• _Task description_
Write out the records below word for word, please.

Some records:
--------------------------------

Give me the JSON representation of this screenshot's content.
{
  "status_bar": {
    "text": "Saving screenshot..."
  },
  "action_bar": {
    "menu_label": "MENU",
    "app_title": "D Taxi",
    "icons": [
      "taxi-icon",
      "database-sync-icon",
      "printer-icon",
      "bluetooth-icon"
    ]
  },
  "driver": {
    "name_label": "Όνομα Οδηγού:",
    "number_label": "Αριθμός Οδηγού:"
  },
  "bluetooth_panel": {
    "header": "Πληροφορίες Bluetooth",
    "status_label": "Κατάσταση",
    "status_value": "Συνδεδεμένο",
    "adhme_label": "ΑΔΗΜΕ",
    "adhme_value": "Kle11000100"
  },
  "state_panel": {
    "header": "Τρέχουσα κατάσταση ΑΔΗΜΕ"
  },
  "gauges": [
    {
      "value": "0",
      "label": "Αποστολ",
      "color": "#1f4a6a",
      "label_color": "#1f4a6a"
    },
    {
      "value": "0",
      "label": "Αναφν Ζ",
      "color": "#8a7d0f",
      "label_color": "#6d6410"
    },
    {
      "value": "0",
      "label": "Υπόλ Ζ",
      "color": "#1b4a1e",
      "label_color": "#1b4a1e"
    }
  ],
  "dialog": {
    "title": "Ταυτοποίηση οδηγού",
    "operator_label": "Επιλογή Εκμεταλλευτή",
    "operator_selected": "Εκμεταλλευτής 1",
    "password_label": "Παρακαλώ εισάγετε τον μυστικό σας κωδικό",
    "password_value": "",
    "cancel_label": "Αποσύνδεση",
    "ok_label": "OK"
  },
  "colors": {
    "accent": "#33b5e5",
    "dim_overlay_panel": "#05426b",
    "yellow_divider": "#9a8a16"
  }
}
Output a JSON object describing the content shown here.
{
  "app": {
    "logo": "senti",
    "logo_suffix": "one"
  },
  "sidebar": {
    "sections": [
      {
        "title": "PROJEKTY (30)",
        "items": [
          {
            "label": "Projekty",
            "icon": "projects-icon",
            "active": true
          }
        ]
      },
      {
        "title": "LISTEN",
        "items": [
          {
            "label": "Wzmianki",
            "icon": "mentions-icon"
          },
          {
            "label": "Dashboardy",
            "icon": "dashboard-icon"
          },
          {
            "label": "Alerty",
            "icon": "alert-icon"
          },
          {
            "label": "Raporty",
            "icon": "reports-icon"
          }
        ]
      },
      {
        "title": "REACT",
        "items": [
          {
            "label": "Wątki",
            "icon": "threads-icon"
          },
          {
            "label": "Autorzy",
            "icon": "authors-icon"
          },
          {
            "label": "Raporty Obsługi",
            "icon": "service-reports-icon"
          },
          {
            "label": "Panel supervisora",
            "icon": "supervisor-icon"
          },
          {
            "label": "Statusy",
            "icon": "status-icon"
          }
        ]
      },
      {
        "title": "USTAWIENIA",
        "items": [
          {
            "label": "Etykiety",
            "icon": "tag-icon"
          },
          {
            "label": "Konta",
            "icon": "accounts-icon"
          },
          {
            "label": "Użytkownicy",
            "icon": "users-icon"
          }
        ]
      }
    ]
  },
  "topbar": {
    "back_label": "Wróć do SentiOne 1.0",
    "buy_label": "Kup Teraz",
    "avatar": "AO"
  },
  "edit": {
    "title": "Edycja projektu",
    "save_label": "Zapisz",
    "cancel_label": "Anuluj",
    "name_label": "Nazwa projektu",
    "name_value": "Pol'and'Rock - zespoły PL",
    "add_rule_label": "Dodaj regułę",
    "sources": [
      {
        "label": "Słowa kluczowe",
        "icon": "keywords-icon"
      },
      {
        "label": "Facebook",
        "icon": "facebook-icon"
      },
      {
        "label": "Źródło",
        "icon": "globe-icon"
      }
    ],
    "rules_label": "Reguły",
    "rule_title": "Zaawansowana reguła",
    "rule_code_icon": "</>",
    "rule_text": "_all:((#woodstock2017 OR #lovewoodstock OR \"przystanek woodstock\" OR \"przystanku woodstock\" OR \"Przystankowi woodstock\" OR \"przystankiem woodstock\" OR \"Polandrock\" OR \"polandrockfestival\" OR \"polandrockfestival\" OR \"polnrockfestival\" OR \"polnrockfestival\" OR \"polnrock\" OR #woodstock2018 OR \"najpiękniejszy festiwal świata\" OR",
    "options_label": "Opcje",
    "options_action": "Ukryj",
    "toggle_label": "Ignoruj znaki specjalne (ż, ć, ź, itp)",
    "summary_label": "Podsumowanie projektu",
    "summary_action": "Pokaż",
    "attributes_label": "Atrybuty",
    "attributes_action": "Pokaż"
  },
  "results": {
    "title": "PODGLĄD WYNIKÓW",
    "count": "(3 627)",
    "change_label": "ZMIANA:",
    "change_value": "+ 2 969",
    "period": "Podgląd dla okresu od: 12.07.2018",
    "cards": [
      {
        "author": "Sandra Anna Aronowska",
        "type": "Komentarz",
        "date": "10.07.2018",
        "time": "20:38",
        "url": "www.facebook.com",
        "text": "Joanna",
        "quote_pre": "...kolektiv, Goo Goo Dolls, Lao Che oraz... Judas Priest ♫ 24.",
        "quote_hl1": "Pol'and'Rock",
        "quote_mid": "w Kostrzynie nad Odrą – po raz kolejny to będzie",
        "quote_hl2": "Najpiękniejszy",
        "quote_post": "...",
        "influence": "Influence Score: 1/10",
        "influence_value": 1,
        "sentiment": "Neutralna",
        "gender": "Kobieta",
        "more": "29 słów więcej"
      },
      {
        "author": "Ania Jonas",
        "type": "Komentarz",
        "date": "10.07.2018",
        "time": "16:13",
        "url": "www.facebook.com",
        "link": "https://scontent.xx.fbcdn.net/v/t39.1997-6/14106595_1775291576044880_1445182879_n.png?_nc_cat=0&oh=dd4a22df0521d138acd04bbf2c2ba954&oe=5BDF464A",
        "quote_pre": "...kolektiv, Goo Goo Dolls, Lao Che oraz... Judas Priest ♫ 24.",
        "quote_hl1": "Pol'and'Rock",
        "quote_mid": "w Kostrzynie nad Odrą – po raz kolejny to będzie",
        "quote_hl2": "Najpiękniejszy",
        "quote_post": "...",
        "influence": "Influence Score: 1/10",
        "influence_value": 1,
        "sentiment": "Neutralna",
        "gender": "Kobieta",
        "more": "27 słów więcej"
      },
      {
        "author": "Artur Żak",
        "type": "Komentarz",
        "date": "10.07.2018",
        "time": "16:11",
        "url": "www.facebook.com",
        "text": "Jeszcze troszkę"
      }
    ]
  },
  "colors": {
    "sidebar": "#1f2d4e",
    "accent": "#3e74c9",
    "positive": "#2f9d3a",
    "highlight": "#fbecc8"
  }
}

--------------------------------

• _Task result_
Give me the JSON representation of this screenshot's content.
{
  "status_bar": {
    "text": "Saving screenshot..."
  },
  "action_bar": {
    "menu_label": "MENU",
    "app_title": "D Taxi",
    "icons": [
      "taxi-icon",
      "database-sync-icon",
      "printer-icon",
      "bluetooth-icon"
    ]
  },
  "driver": {
    "name_label": "Όνομα Οδηγού:",
    "number_label": "Αριθμός Οδηγού:"
  },
  "bluetooth_panel": {
    "header": "Πληροφορίες Bluetooth",
    "status_label": "Κατάσταση",
    "status_value": "Συνδεδεμένο",
    "adhme_label": "ΑΔΗΜΕ",
    "adhme_value": "Kle11000100"
  },
  "state_panel": {
    "header": "Τρέχουσα κατάσταση ΑΔΗΜΕ"
  },
  "gauges": [
    {
      "value": "0",
      "label": "Αποστολ",
      "color": "#1f4a6a",
      "label_color": "#1f4a6a"
    },
    {
      "value": "0",
      "label": "Αναφν Ζ",
      "color": "#8a7d0f",
      "label_color": "#6d6410"
    },
    {
      "value": "0",
      "label": "Υπόλ Ζ",
      "color": "#1b4a1e",
      "label_color": "#1b4a1e"
    }
  ],
  "dialog": {
    "title": "Ταυτοποίηση οδηγού",
    "operator_label": "Επιλογή Εκμεταλλευτή",
    "operator_selected": "Εκμεταλλευτής 1",
    "password_label": "Παρακαλώ εισάγετε τον μυστικό σας κωδικό",
    "password_value": "",
    "cancel_label": "Αποσύνδεση",
    "ok_label": "OK"
  },
  "colors": {
    "accent": "#33b5e5",
    "dim_overlay_panel": "#05426b",
    "yellow_divider": "#9a8a16"
  }
}
Output a JSON object describing the content shown here.
{
  "app": {
    "logo": "senti",
    "logo_suffix": "one"
  },
  "sidebar": {
    "sections": [
      {
        "title": "PROJEKTY (30)",
        "items": [
          {
            "label": "Projekty",
            "icon": "projects-icon",
            "active": true
          }
        ]
      },
      {
        "title": "LISTEN",
        "items": [
          {
            "label": "Wzmianki",
            "icon": "mentions-icon"
          },
          {
            "label": "Dashboardy",
            "icon": "dashboard-icon"
          },
          {
            "label": "Alerty",
            "icon": "alert-icon"
          },
          {
            "label": "Raporty",
            "icon": "reports-icon"
          }
        ]
      },
      {
        "title": "REACT",
        "items": [
          {
            "label": "Wątki",
            "icon": "threads-icon"
          },
          {
            "label": "Autorzy",
            "icon": "authors-icon"
          },
          {
            "label": "Raporty Obsługi",
            "icon": "service-reports-icon"
          },
          {
            "label": "Panel supervisora",
            "icon": "supervisor-icon"
          },
          {
            "label": "Statusy",
            "icon": "status-icon"
          }
        ]
      },
      {
        "title": "USTAWIENIA",
        "items": [
          {
            "label": "Etykiety",
            "icon": "tag-icon"
          },
          {
            "label": "Konta",
            "icon": "accounts-icon"
          },
          {
            "label": "Użytkownicy",
            "icon": "users-icon"
          }
        ]
      }
    ]
  },
  "topbar": {
    "back_label": "Wróć do SentiOne 1.0",
    "buy_label": "Kup Teraz",
    "avatar": "AO"
  },
  "edit": {
    "title": "Edycja projektu",
    "save_label": "Zapisz",
    "cancel_label": "Anuluj",
    "name_label": "Nazwa projektu",
    "name_value": "Pol'and'Rock - zespoły PL",
    "add_rule_label": "Dodaj regułę",
    "sources": [
      {
        "label": "Słowa kluczowe",
        "icon": "keywords-icon"
      },
      {
        "label": "Facebook",
        "icon": "facebook-icon"
      },
      {
        "label": "Źródło",
        "icon": "globe-icon"
      }
    ],
    "rules_label": "Reguły",
    "rule_title": "Zaawansowana reguła",
    "rule_code_icon": "</>",
    "rule_text": "_all:((#woodstock2017 OR #lovewoodstock OR \"przystanek woodstock\" OR \"przystanku woodstock\" OR \"Przystankowi woodstock\" OR \"przystankiem woodstock\" OR \"Polandrock\" OR \"polandrockfestival\" OR \"polandrockfestival\" OR \"polnrockfestival\" OR \"polnrockfestival\" OR \"polnrock\" OR #woodstock2018 OR \"najpiękniejszy festiwal świata\" OR",
    "options_label": "Opcje",
    "options_action": "Ukryj",
    "toggle_label": "Ignoruj znaki specjalne (ż, ć, ź, itp)",
    "summary_label": "Podsumowanie projektu",
    "summary_action": "Pokaż",
    "attributes_label": "Atrybuty",
    "attributes_action": "Pokaż"
  },
  "results": {
    "title": "PODGLĄD WYNIKÓW",
    "count": "(3 627)",
    "change_label": "ZMIANA:",
    "change_value": "+ 2 969",
    "period": "Podgląd dla okresu od: 12.07.2018",
    "cards": [
      {
        "author": "Sandra Anna Aronowska",
        "type": "Komentarz",
        "date": "10.07.2018",
        "time": "20:38",
        "url": "www.facebook.com",
        "text": "Joanna",
        "quote_pre": "...kolektiv, Goo Goo Dolls, Lao Che oraz... Judas Priest ♫ 24.",
        "quote_hl1": "Pol'and'Rock",
        "quote_mid": "w Kostrzynie nad Odrą – po raz kolejny to będzie",
        "quote_hl2": "Najpiękniejszy",
        "quote_post": "...",
        "influence": "Influence Score: 1/10",
        "influence_value": 1,
        "sentiment": "Neutralna",
        "gender": "Kobieta",
        "more": "29 słów więcej"
      },
      {
        "author": "Ania Jonas",
        "type": "Komentarz",
        "date": "10.07.2018",
        "time": "16:13",
        "url": "www.facebook.com",
        "link": "https://scontent.xx.fbcdn.net/v/t39.1997-6/14106595_1775291576044880_1445182879_n.png?_nc_cat=0&oh=dd4a22df0521d138acd04bbf2c2ba954&oe=5BDF464A",
        "quote_pre": "...kolektiv, Goo Goo Dolls, Lao Che oraz... Judas Priest ♫ 24.",
        "quote_hl1": "Pol'and'Rock",
        "quote_mid": "w Kostrzynie nad Odrą – po raz kolejny to będzie",
        "quote_hl2": "Najpiękniejszy",
        "quote_post": "...",
        "influence": "Influence Score: 1/10",
        "influence_value": 1,
        "sentiment": "Neutralna",
        "gender": "Kobieta",
        "more": "27 słów więcej"
      },
      {
        "author": "Artur Żak",
        "type": "Komentarz",
        "date": "10.07.2018",
        "time": "16:11",
        "url": "www.facebook.com",
        "text": "Jeszcze troszkę"
      }
    ]
  },
  "colors": {
    "sidebar": "#1f2d4e",
    "accent": "#3e74c9",
    "positive": "#2f9d3a",
    "highlight": "#fbecc8"
  }
}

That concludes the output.